• [Given request] The records below are to be copied word for word, with every picture left out.

»»

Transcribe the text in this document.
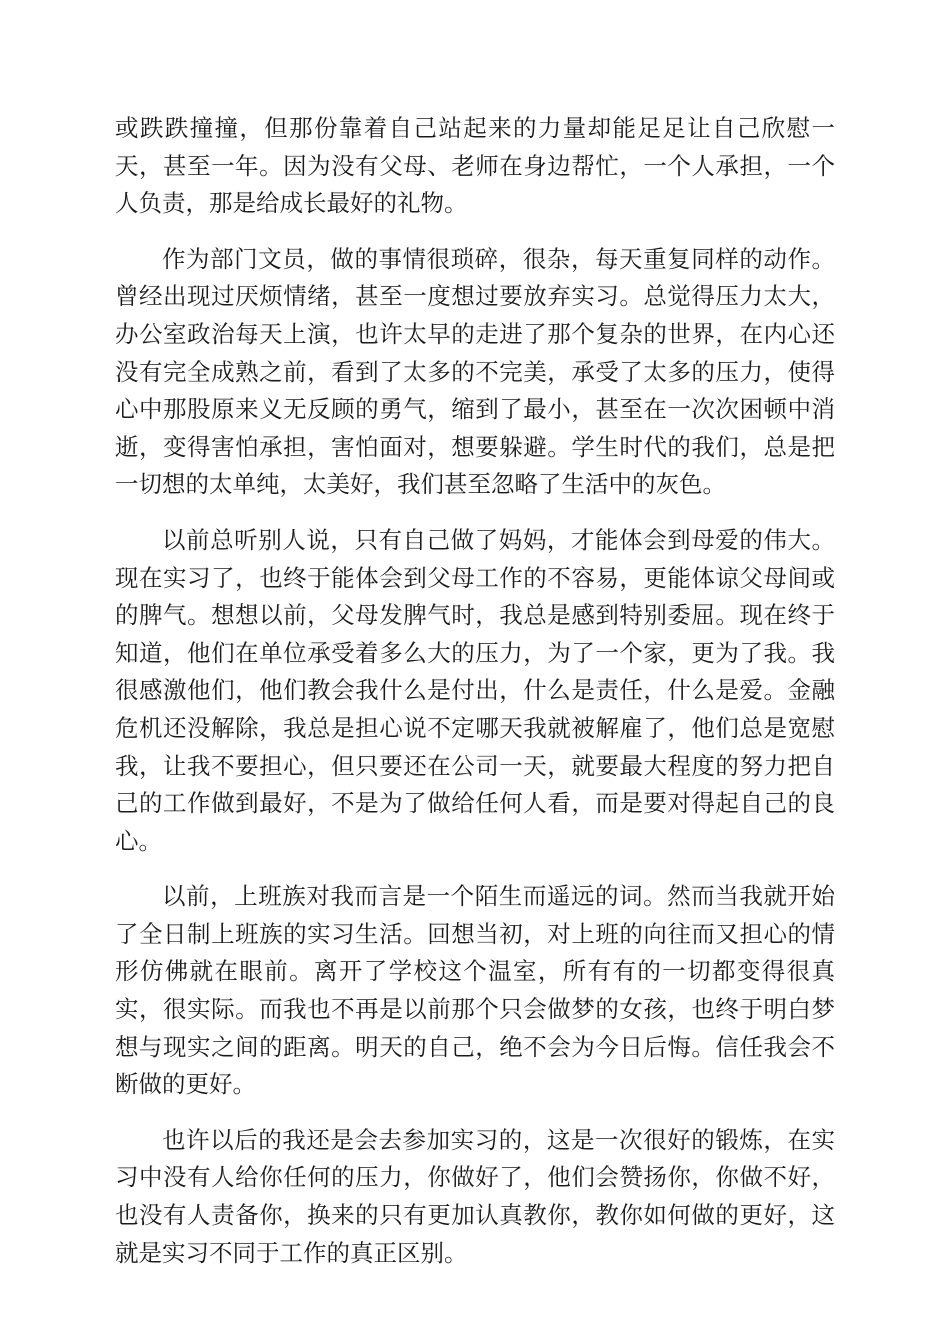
或跌跌撞撞，但那份靠着自己站起来的力量却能足足让自己欣慰一天，甚至一年。因为没有父母、老师在身边帮忙，一个人承担，一个人负责，那是给成长最好的礼物。

作为部门文员，做的事情很琐碎，很杂，每天重复同样的动作。曾经出现过厌烦情绪，甚至一度想过要放弃实习。总觉得压力太大，办公室政治每天上演，也许太早的走进了那个复杂的世界，在内心还没有完全成熟之前，看到了太多的不完美，承受了太多的压力，使得心中那股原来义无反顾的勇气，缩到了最小，甚至在一次次困顿中消逝，变得害怕承担，害怕面对，想要躲避。学生时代的我们，总是把一切想的太单纯，太美好，我们甚至忽略了生活中的灰色。

以前总听别人说，只有自己做了妈妈，才能体会到母爱的伟大。现在实习了，也终于能体会到父母工作的不容易，更能体谅父母间或的脾气。想想以前，父母发脾气时，我总是感到特别委屈。现在终于知道，他们在单位承受着多么大的压力，为了一个家，更为了我。我很感激他们，他们教会我什么是付出，什么是责任，什么是爱。金融危机还没解除，我总是担心说不定哪天我就被解雇了，他们总是宽慰我，让我不要担心，但只要还在公司一天，就要最大程度的努力把自己的工作做到最好，不是为了做给任何人看，而是要对得起自己的良心。

以前，上班族对我而言是一个陌生而遥远的词。然而当我就开始了全日制上班族的实习生活。回想当初，对上班的向往而又担心的情形仿佛就在眼前。离开了学校这个温室，所有有的一切都变得很真实，很实际。而我也不再是以前那个只会做梦的女孩，也终于明白梦想与现实之间的距离。明天的自己，绝不会为今日后悔。信任我会不断做的更好。

也许以后的我还是会去参加实习的，这是一次很好的锻炼，在实习中没有人给你任何的压力，你做好了，他们会赞扬你，你做不好，也没有人责备你，换来的只有更加认真教你，教你如何做的更好，这就是实习不同于工作的真正区别。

««

• [Solution for this problem]
Transcribe the text in this document.
或跌跌撞撞，但那份靠着自己站起来的力量却能足足让自己欣慰一天，甚至一年。因为没有父母、老师在身边帮忙，一个人承担，一个人负责，那是给成长最好的礼物。

作为部门文员，做的事情很琐碎，很杂，每天重复同样的动作。曾经出现过厌烦情绪，甚至一度想过要放弃实习。总觉得压力太大，办公室政治每天上演，也许太早的走进了那个复杂的世界，在内心还没有完全成熟之前，看到了太多的不完美，承受了太多的压力，使得心中那股原来义无反顾的勇气，缩到了最小，甚至在一次次困顿中消逝，变得害怕承担，害怕面对，想要躲避。学生时代的我们，总是把一切想的太单纯，太美好，我们甚至忽略了生活中的灰色。

以前总听别人说，只有自己做了妈妈，才能体会到母爱的伟大。现在实习了，也终于能体会到父母工作的不容易，更能体谅父母间或的脾气。想想以前，父母发脾气时，我总是感到特别委屈。现在终于知道，他们在单位承受着多么大的压力，为了一个家，更为了我。我很感激他们，他们教会我什么是付出，什么是责任，什么是爱。金融危机还没解除，我总是担心说不定哪天我就被解雇了，他们总是宽慰我，让我不要担心，但只要还在公司一天，就要最大程度的努力把自己的工作做到最好，不是为了做给任何人看，而是要对得起自己的良心。

以前，上班族对我而言是一个陌生而遥远的词。然而当我就开始了全日制上班族的实习生活。回想当初，对上班的向往而又担心的情形仿佛就在眼前。离开了学校这个温室，所有有的一切都变得很真实，很实际。而我也不再是以前那个只会做梦的女孩，也终于明白梦想与现实之间的距离。明天的自己，绝不会为今日后悔。信任我会不断做的更好。

也许以后的我还是会去参加实习的，这是一次很好的锻炼，在实习中没有人给你任何的压力，你做好了，他们会赞扬你，你做不好，也没有人责备你，换来的只有更加认真教你，教你如何做的更好，这就是实习不同于工作的真正区别。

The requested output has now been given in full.